_WHAT TO DO_
Find every line in the records below that holds the word "cursor", and copy each one.

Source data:
********

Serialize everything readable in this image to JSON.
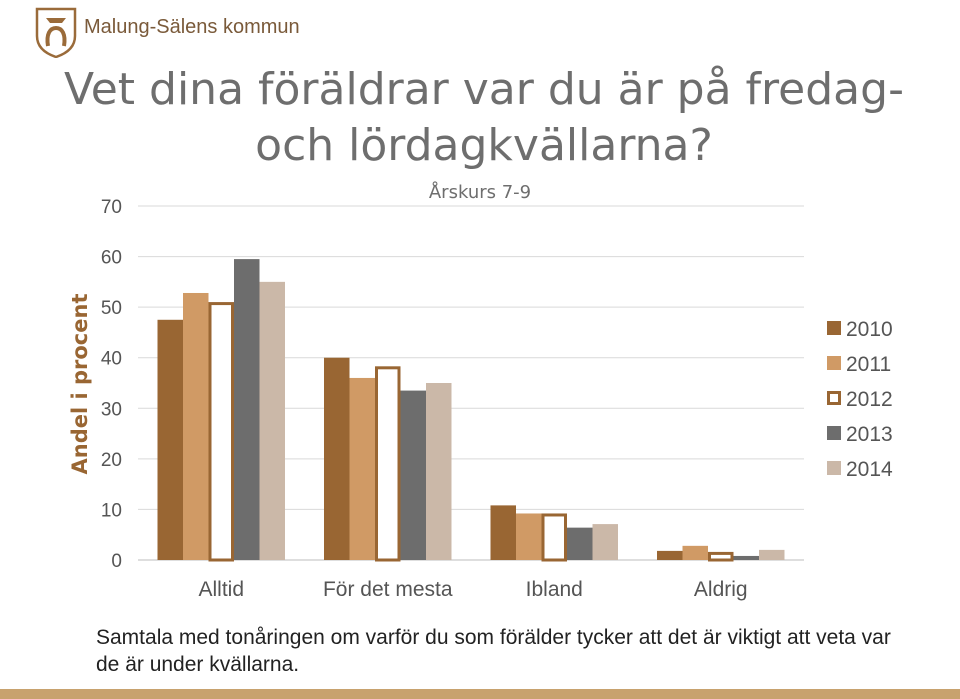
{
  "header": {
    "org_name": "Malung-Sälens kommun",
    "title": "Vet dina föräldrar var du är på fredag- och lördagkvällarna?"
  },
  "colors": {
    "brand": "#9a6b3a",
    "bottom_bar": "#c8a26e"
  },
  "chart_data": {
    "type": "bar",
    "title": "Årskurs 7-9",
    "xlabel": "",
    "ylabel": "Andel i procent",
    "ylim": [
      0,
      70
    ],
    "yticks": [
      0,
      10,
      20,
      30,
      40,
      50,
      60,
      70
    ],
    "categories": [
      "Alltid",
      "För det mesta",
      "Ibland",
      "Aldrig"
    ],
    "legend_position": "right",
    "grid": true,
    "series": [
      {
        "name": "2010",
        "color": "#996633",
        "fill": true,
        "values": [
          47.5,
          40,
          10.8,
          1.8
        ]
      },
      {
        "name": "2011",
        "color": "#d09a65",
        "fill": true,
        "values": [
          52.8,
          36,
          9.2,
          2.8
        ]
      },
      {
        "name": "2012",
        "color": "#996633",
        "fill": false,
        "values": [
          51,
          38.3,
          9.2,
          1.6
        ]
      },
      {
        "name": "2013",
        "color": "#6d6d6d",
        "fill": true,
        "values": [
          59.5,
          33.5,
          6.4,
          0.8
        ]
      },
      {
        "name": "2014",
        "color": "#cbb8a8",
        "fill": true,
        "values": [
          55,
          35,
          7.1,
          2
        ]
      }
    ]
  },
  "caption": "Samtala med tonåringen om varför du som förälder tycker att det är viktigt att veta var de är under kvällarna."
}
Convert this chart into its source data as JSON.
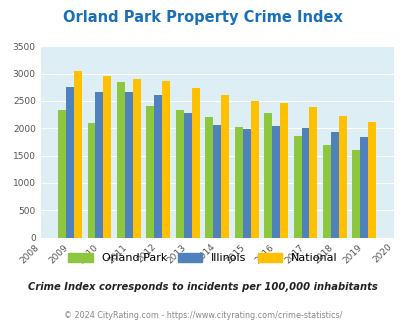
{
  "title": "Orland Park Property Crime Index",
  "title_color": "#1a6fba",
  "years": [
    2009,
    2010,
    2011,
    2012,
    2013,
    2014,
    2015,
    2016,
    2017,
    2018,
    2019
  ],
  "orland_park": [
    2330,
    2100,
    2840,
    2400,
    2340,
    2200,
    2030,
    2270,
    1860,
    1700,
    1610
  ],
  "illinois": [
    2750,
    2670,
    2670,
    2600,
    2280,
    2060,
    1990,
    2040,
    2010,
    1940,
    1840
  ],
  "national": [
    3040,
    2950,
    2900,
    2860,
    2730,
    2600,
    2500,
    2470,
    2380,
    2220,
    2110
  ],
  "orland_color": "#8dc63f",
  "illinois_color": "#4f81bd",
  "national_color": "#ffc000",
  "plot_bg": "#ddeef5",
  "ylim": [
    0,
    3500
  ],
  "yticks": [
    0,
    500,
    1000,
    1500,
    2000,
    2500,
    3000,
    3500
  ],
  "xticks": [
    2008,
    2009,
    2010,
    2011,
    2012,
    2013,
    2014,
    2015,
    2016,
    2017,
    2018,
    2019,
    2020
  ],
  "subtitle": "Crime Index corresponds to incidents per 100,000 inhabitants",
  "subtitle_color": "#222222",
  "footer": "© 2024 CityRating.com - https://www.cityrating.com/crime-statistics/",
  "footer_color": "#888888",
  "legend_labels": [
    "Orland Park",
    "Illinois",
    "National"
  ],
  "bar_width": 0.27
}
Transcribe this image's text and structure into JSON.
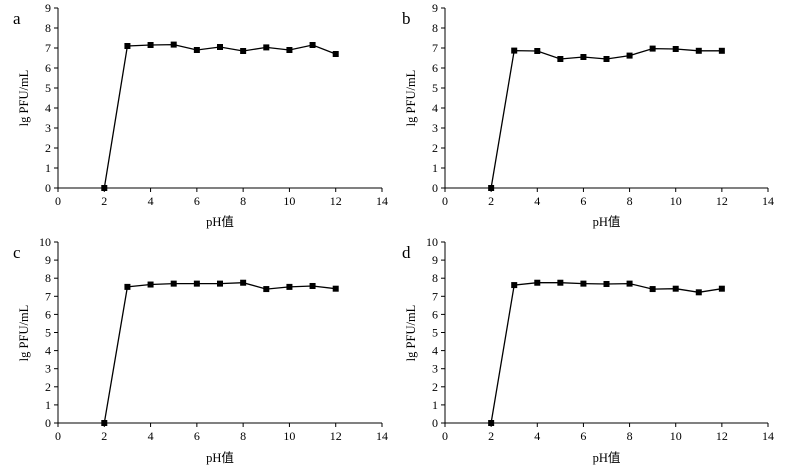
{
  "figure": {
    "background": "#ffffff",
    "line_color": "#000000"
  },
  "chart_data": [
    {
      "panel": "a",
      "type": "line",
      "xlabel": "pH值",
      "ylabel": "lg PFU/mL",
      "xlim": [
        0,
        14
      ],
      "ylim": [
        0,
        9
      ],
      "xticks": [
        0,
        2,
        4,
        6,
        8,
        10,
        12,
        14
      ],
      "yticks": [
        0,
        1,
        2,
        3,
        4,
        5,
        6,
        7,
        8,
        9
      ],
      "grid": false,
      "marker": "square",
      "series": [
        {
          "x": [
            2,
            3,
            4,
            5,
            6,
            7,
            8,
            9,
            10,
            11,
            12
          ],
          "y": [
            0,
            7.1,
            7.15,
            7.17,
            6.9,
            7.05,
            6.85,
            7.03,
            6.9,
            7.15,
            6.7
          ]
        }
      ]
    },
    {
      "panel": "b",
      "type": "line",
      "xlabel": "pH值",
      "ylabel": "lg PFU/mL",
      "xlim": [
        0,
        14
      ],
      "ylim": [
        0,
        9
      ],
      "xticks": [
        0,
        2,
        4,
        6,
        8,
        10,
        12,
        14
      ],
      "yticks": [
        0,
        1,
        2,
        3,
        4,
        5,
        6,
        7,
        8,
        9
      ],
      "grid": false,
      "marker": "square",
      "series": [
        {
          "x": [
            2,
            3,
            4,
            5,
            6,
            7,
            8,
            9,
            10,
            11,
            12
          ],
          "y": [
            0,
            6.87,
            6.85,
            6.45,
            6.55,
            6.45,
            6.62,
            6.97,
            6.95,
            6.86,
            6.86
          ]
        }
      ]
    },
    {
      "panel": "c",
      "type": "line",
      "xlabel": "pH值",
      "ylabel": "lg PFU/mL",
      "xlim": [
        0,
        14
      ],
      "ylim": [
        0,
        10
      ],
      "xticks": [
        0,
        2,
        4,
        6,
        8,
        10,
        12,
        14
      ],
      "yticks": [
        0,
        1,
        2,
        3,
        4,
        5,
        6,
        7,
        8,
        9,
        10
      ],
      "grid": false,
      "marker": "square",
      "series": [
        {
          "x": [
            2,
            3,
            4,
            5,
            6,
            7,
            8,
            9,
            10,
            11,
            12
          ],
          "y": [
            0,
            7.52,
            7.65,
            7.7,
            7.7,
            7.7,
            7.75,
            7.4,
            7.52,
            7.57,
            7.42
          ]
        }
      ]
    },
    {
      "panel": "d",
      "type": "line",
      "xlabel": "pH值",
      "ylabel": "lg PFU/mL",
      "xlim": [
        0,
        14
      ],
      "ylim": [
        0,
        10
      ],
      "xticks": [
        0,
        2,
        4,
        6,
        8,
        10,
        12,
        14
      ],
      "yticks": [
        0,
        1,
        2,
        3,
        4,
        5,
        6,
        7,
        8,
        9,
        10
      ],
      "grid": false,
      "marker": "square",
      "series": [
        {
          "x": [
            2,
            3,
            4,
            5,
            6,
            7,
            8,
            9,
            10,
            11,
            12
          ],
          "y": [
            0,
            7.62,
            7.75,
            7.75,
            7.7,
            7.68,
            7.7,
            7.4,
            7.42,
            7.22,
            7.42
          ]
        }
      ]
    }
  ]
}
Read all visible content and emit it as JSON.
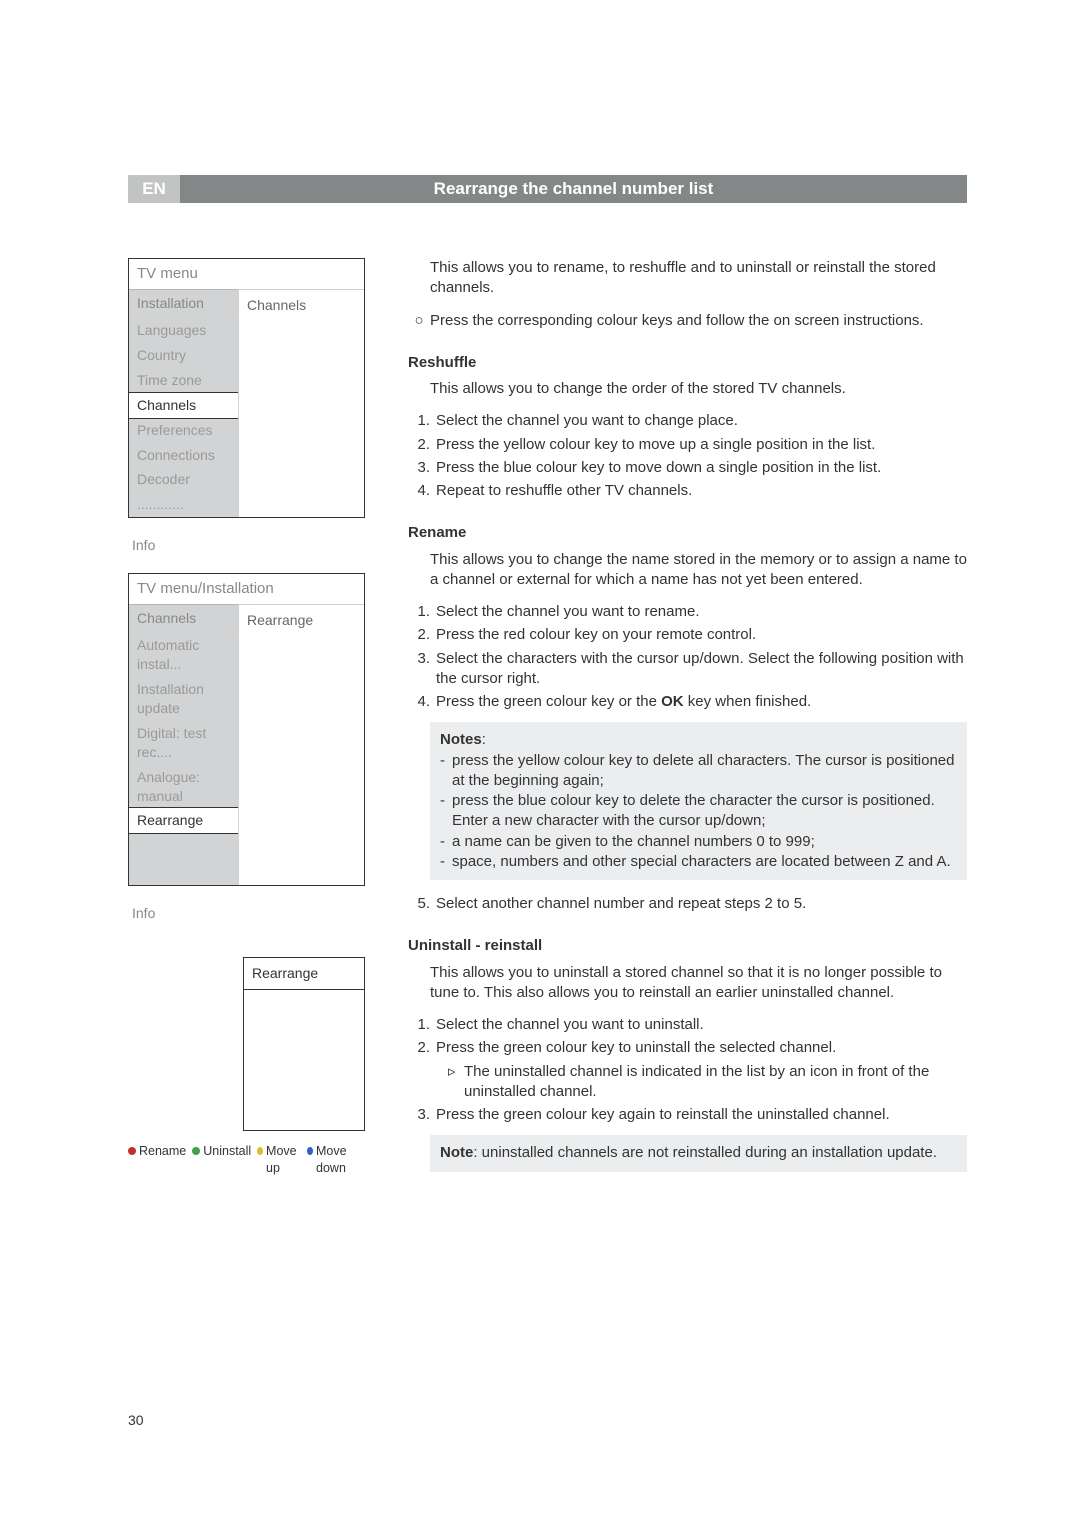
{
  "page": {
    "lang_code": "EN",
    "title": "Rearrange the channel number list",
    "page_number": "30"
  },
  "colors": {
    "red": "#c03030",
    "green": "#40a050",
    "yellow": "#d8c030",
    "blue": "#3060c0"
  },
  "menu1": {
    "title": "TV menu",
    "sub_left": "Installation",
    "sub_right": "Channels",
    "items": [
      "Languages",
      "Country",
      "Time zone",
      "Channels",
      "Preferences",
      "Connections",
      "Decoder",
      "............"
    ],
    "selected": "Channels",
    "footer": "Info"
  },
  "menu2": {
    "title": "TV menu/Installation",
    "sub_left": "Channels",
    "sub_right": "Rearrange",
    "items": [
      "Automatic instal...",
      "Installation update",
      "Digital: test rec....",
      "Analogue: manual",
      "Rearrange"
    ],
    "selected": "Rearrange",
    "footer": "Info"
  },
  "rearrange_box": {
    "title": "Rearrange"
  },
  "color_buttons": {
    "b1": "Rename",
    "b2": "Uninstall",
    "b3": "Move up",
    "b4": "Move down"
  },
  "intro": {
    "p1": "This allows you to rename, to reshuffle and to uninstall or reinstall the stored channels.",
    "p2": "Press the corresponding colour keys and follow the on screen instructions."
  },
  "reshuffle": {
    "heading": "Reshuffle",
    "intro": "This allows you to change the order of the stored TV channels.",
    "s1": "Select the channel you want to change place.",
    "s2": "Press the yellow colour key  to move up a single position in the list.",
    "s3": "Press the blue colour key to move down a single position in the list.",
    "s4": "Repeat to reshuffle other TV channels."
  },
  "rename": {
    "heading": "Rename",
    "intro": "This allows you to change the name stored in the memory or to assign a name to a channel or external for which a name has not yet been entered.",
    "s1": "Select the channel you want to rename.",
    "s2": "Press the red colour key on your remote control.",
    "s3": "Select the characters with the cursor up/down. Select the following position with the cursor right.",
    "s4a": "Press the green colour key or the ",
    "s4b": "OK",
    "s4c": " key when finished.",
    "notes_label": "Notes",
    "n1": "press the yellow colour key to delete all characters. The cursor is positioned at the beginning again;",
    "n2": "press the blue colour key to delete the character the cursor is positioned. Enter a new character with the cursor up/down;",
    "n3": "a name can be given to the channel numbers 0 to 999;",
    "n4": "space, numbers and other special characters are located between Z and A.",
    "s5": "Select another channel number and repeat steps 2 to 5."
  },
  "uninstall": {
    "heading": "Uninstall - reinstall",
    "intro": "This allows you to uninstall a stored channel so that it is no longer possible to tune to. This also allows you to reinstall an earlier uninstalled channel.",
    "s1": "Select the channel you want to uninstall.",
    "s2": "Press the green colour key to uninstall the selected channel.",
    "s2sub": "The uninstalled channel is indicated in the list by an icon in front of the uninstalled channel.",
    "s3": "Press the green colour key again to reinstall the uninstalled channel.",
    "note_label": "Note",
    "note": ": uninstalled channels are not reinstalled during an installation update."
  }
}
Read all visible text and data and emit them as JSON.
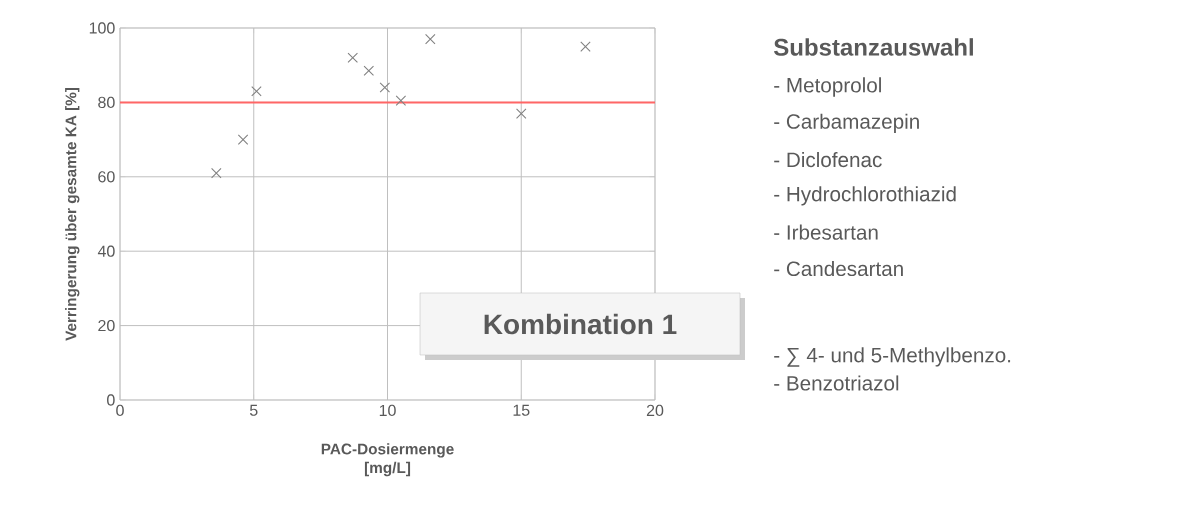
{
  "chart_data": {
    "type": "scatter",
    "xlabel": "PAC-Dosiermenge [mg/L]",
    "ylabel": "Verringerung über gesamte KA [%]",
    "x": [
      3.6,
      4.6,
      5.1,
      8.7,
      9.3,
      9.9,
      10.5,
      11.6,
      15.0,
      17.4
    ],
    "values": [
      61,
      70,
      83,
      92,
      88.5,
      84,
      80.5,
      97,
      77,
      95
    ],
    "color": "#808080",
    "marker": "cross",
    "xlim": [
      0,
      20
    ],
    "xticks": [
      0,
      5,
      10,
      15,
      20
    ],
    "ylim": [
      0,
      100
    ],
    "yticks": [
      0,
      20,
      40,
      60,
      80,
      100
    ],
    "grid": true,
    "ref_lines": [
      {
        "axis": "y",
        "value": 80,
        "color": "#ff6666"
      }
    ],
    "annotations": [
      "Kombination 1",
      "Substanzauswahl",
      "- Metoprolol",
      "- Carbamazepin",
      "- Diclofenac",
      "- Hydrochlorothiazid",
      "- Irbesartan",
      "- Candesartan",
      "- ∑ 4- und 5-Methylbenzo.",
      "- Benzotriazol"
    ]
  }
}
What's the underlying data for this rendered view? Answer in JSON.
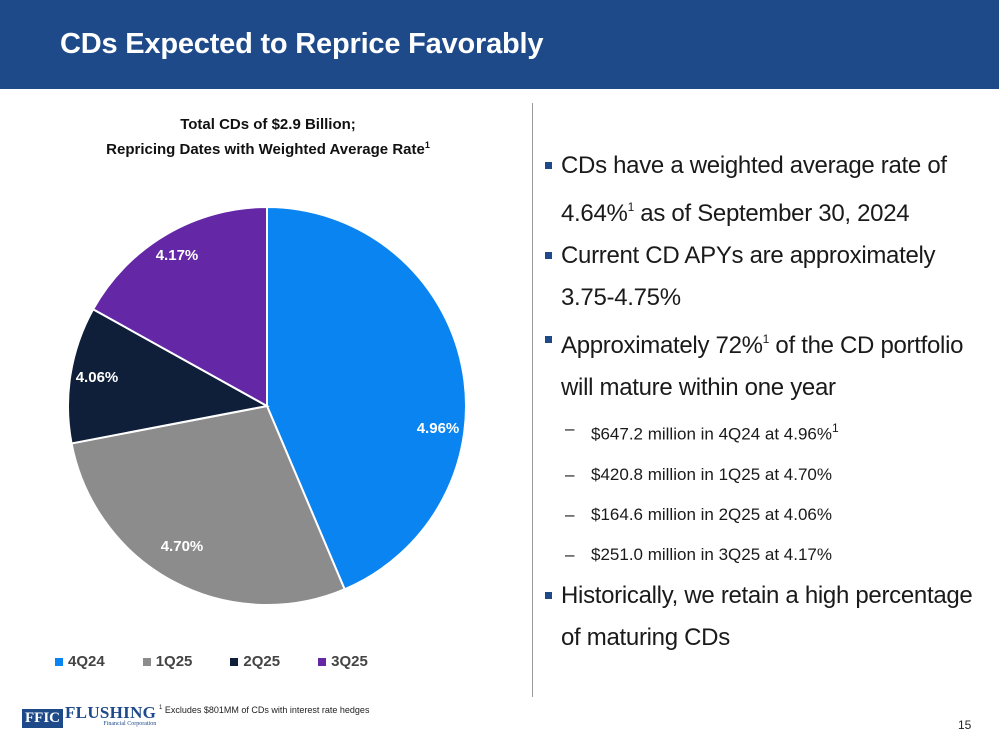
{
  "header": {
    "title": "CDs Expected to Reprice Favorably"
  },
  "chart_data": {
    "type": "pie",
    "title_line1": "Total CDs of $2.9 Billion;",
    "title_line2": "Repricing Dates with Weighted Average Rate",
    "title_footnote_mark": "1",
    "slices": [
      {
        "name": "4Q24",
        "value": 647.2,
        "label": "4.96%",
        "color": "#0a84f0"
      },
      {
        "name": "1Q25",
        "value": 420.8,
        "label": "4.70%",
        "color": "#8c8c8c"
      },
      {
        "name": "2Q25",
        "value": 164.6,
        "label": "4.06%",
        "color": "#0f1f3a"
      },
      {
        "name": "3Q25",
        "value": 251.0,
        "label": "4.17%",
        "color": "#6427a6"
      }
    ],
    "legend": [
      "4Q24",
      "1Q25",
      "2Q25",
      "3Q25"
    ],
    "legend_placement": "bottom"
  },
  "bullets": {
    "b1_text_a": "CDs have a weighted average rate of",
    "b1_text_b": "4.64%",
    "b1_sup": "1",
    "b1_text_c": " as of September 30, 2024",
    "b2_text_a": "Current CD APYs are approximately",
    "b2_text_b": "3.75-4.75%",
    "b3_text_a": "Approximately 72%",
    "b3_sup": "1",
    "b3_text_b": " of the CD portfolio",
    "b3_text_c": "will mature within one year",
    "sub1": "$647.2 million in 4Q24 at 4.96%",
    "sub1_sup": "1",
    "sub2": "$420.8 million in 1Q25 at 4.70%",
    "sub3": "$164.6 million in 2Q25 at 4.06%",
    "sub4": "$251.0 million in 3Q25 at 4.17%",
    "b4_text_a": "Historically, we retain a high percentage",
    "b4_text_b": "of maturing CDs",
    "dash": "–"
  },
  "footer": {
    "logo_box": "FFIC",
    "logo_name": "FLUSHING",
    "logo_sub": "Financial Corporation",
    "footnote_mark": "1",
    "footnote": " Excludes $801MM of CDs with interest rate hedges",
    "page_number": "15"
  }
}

********

_THE COMPLETED TASK_
    "s3": "Select the characters with the cursor up/down. Select the following position with the cursor right.",
    "n1": "press the yellow colour key to delete all characters. The cursor is positioned at the beginning again;",
    "n2": "press the blue colour key to delete the character the cursor is positioned. Enter a new character with the cursor up/down;",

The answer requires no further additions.